Work required | Gather each line in the entries that includes the string "this".

Material provided |
^^^^
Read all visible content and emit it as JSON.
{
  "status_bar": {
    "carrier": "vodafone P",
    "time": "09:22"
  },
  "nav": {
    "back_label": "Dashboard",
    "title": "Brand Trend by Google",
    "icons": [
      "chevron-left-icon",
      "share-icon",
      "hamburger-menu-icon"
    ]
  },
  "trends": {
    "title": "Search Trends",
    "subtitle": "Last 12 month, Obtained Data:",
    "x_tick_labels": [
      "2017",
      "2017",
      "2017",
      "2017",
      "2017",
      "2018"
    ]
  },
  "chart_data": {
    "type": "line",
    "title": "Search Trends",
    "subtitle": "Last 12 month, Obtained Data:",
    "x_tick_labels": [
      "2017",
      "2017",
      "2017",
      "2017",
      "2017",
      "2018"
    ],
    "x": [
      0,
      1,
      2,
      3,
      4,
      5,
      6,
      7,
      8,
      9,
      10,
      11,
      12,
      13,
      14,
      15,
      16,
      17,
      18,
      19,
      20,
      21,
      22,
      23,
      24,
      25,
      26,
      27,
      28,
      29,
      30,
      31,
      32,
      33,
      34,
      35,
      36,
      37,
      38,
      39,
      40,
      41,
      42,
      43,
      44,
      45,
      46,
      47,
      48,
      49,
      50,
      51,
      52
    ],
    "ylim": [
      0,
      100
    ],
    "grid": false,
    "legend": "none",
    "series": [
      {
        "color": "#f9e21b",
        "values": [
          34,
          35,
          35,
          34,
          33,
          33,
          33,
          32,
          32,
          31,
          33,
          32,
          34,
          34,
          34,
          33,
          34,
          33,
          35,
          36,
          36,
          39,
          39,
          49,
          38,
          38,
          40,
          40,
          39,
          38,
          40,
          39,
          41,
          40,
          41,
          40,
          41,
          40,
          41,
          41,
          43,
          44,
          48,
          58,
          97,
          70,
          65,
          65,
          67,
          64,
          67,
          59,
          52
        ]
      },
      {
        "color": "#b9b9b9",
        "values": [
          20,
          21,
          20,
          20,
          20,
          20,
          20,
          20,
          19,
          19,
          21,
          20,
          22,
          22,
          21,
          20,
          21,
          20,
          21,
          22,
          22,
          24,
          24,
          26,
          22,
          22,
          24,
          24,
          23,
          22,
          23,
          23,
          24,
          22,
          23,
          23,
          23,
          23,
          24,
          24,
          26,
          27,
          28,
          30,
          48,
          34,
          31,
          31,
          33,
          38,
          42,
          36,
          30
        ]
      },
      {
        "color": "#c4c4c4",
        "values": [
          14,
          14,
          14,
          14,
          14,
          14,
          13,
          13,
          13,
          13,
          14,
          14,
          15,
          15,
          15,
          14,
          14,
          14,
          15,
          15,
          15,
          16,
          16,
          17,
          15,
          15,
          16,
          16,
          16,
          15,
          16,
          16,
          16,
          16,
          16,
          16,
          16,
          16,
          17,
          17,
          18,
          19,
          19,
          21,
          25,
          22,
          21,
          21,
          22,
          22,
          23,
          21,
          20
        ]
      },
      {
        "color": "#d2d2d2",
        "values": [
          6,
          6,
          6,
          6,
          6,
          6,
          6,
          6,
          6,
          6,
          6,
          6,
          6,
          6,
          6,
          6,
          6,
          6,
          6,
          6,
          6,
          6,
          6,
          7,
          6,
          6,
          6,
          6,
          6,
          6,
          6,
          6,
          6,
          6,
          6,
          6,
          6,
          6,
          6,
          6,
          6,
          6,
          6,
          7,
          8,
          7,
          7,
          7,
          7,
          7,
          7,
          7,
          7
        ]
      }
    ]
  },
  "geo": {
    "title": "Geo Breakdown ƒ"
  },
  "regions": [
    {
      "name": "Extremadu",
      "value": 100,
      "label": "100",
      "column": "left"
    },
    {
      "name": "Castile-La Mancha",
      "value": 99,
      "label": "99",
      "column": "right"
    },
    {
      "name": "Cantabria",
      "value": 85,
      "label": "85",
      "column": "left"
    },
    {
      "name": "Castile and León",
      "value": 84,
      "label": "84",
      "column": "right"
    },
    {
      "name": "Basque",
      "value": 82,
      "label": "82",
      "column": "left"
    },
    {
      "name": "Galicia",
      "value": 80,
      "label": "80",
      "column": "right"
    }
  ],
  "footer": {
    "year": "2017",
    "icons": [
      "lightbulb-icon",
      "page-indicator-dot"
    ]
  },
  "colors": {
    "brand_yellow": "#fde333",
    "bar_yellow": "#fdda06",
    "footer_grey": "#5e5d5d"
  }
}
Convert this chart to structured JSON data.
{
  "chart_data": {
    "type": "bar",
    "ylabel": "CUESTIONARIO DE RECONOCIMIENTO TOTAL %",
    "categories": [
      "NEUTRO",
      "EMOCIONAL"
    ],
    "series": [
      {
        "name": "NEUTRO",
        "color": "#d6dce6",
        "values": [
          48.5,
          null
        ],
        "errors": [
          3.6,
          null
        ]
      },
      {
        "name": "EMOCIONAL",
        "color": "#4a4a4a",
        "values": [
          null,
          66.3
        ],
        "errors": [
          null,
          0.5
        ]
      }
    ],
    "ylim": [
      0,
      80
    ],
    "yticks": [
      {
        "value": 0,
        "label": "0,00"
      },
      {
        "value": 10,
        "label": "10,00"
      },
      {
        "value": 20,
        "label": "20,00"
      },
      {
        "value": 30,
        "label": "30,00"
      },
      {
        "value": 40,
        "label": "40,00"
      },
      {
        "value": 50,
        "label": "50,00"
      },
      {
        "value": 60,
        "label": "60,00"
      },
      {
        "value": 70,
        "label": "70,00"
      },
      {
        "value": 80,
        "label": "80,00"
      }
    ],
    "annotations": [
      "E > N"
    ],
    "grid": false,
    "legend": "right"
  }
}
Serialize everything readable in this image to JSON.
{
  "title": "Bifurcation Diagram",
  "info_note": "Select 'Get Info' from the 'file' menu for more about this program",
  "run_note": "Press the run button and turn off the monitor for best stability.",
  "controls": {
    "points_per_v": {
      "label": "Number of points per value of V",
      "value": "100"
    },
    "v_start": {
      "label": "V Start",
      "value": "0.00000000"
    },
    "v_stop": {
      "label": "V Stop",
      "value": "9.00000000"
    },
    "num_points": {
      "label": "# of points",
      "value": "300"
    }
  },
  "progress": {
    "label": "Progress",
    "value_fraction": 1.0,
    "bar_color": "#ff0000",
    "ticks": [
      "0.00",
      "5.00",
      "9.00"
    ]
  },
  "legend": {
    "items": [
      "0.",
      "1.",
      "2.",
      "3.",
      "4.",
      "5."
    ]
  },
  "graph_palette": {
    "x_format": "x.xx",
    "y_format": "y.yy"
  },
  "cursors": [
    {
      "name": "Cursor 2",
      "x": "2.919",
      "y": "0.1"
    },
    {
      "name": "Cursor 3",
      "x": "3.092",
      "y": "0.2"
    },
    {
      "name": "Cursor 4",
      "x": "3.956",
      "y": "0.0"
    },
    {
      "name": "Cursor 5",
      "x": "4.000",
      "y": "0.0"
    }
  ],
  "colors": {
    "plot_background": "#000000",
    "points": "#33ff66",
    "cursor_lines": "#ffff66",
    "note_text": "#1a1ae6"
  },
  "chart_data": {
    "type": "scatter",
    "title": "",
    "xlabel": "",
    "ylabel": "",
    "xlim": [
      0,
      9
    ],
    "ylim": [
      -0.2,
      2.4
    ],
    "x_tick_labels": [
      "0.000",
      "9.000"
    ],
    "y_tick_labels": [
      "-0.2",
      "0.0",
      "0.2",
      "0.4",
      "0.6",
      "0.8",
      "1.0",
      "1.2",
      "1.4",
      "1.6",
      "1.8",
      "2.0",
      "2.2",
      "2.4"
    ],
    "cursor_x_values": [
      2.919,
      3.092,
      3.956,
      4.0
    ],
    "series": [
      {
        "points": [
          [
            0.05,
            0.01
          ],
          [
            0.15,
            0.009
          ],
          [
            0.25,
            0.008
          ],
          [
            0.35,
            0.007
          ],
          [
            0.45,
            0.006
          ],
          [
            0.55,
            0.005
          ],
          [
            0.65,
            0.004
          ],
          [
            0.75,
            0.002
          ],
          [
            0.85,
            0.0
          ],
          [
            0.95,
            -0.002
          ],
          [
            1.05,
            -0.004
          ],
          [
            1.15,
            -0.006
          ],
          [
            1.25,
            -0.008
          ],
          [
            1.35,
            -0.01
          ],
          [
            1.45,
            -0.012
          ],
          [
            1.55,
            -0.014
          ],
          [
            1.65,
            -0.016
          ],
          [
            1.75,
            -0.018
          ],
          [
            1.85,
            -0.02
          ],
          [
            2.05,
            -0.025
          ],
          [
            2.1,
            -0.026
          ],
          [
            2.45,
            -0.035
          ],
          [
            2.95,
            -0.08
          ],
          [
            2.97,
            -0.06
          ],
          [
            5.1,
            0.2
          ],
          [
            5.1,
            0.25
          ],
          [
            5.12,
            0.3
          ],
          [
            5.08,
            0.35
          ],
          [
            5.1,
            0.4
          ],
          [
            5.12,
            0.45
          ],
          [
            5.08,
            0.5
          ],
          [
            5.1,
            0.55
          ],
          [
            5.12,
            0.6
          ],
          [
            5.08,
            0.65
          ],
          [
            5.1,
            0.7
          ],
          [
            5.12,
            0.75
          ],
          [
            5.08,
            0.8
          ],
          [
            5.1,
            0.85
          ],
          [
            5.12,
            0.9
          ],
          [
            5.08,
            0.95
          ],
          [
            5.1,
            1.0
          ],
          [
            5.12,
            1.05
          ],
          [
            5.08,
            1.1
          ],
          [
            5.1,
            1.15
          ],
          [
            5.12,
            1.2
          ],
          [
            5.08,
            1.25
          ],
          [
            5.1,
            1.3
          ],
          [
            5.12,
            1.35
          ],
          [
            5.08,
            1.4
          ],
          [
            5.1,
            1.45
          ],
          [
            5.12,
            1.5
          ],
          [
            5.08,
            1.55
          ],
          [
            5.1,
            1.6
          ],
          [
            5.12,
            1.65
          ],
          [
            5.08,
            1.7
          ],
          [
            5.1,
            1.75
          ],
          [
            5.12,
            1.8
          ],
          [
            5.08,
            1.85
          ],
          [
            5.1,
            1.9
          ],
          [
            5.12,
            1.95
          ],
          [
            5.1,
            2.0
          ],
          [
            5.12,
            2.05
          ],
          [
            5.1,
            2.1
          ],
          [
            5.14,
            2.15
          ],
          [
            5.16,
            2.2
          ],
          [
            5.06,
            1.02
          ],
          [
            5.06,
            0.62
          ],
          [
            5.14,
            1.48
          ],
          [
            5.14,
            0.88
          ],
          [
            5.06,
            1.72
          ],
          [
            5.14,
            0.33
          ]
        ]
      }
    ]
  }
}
^^^^
Solution below |
Convert this chart to structured JSON data.
Serialize everything readable in this image to JSON.
  "info_note": "Select 'Get Info' from the 'file' menu for more about this program",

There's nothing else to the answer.